Directions for this task:
Convert everything from the first line of the entries below down to the line containing "continue-order-button[interactable]: ادامه ثبت", inclusive, into a JSON list of strings. Use one string per line and leave out blank lines.

Data for this exercise:
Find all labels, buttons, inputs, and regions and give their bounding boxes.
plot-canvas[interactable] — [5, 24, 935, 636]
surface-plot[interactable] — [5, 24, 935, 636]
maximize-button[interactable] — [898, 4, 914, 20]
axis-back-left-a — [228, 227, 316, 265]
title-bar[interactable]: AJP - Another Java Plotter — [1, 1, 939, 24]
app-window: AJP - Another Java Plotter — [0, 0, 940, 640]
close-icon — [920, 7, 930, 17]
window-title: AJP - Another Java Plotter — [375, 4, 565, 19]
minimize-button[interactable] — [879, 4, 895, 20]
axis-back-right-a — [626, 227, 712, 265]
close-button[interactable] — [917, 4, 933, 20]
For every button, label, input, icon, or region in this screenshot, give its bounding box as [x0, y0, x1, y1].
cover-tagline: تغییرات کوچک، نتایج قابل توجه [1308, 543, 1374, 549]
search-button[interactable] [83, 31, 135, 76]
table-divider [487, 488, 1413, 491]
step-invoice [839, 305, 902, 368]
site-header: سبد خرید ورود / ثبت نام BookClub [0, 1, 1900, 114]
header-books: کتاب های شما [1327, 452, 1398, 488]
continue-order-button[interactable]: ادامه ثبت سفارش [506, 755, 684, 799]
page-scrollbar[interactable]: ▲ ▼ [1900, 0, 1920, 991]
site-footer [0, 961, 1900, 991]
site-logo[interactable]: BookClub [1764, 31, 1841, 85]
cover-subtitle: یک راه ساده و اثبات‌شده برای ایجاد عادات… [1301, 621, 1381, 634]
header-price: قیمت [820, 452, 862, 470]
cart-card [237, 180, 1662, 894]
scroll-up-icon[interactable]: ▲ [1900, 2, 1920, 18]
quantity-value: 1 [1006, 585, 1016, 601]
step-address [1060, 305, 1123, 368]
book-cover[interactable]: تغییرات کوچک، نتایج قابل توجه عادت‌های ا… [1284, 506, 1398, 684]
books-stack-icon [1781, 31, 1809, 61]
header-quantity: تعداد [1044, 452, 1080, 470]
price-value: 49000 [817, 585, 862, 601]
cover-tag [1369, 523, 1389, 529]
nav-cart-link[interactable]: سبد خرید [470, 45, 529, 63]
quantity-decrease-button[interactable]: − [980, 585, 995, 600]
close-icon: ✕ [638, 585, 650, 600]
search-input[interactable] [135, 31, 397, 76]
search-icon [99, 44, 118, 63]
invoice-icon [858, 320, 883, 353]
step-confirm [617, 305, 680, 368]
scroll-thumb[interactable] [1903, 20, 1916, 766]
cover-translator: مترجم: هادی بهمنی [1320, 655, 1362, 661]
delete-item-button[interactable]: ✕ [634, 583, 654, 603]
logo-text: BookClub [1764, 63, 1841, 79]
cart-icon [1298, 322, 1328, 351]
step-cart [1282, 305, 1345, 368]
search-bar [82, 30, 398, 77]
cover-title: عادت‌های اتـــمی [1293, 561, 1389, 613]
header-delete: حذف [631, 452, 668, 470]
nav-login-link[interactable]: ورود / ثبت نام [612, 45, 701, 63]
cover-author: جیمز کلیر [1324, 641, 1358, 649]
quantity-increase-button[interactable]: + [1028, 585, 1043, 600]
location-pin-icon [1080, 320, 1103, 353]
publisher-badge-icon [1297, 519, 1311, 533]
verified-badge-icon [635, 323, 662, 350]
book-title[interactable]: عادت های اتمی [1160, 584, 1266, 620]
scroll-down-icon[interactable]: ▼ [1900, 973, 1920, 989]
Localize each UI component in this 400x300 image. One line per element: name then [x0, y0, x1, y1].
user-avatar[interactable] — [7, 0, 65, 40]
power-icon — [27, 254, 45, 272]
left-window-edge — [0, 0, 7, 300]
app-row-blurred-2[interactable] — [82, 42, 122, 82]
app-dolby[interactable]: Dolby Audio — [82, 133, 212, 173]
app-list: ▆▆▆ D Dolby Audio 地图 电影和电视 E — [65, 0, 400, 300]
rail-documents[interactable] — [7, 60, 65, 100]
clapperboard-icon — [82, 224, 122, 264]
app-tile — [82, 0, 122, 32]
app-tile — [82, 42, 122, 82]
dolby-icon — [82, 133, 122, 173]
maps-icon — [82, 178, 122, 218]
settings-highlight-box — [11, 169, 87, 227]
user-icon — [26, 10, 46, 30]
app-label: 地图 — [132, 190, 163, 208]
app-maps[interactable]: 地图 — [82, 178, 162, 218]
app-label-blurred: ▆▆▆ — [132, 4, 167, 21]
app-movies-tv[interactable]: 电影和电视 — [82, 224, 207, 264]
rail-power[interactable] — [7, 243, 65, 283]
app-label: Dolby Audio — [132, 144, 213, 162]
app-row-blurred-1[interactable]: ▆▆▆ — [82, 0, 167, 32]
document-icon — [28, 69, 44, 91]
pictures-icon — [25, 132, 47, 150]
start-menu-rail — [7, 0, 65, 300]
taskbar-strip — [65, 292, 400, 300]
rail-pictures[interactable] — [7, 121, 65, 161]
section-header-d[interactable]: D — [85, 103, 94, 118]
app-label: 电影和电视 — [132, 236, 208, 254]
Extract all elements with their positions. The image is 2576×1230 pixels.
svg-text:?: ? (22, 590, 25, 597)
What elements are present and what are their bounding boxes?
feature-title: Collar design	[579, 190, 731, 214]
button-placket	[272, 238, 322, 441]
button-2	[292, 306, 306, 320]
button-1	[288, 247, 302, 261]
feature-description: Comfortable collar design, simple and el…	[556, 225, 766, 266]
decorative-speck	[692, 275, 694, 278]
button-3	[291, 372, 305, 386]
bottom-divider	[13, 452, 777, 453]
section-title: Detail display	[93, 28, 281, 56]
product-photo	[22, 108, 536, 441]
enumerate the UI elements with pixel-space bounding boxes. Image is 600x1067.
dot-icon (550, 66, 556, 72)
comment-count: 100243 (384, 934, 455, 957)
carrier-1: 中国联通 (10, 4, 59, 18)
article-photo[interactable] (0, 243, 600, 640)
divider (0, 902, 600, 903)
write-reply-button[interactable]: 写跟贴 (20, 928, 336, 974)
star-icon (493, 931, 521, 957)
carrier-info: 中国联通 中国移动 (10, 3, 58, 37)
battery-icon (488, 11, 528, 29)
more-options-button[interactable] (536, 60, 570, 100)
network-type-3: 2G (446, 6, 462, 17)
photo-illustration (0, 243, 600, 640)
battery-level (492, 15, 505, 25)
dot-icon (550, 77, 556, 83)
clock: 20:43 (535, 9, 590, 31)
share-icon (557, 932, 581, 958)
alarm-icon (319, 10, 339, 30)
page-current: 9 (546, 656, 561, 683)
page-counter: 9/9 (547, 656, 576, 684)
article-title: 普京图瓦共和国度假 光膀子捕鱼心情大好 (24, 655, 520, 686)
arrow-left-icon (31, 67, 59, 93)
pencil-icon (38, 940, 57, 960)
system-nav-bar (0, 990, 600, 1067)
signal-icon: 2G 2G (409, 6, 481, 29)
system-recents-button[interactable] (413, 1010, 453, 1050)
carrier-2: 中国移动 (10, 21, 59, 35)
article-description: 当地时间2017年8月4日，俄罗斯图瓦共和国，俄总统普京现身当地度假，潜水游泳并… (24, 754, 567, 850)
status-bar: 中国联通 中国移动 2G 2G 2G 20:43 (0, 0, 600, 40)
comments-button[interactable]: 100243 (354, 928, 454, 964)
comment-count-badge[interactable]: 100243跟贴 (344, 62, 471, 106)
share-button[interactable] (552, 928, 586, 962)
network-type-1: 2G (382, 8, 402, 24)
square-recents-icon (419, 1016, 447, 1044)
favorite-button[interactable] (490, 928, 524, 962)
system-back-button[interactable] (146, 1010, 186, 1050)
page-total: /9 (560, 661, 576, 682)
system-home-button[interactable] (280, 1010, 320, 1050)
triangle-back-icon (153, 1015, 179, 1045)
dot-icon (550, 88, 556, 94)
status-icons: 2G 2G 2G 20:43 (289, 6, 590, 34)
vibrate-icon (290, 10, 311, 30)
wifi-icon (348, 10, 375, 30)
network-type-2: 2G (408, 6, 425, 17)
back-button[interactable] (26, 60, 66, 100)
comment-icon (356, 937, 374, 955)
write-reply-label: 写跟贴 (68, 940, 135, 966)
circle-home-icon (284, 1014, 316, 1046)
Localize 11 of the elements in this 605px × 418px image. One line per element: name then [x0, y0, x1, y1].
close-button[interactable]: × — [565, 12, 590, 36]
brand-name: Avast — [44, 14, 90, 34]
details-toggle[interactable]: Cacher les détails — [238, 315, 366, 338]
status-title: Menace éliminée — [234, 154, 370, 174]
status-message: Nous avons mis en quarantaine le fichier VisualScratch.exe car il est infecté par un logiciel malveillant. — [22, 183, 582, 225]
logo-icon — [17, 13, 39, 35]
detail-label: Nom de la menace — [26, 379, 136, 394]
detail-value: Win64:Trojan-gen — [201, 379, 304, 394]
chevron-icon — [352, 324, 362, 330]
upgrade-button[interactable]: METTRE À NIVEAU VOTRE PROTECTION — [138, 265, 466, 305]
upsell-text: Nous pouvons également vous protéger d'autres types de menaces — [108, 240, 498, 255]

The reply:
[
  "Find all labels, buttons, inputs, and regions and give their bounding boxes.",
  "plot-canvas[interactable] — [5, 24, 935, 636]",
  "surface-plot[interactable] — [5, 24, 935, 636]",
  "maximize-button[interactable] — [898, 4, 914, 20]",
  "axis-back-left-a — [228, 227, 316, 265]",
  "title-bar[interactable]: AJP - Another Java Plotter — [1, 1, 939, 24]",
  "app-window: AJP - Another Java Plotter — [0, 0, 940, 640]",
  "close-icon — [920, 7, 930, 17]",
  "window-title: AJP - Another Java Plotter — [375, 4, 565, 19]",
  "minimize-button[interactable] — [879, 4, 895, 20]",
  "axis-back-right-a — [626, 227, 712, 265]",
  "close-button[interactable] — [917, 4, 933, 20]",
  "For every button, label, input, icon, or region in this screenshot, give its bounding box as [x0, y0, x1, y1].",
  "cover-tagline: تغییرات کوچک، نتایج قابل توجه [1308, 543, 1374, 549]",
  "search-button[interactable] [83, 31, 135, 76]",
  "table-divider [487, 488, 1413, 491]",
  "step-invoice [839, 305, 902, 368]",
  "site-header: سبد خرید ورود / ثبت نام BookClub [0, 1, 1900, 114]",
  "header-books: کتاب های شما [1327, 452, 1398, 488]",
  "continue-order-button[interactable]: ادامه ثبت سفارش [506, 755, 684, 799]"
]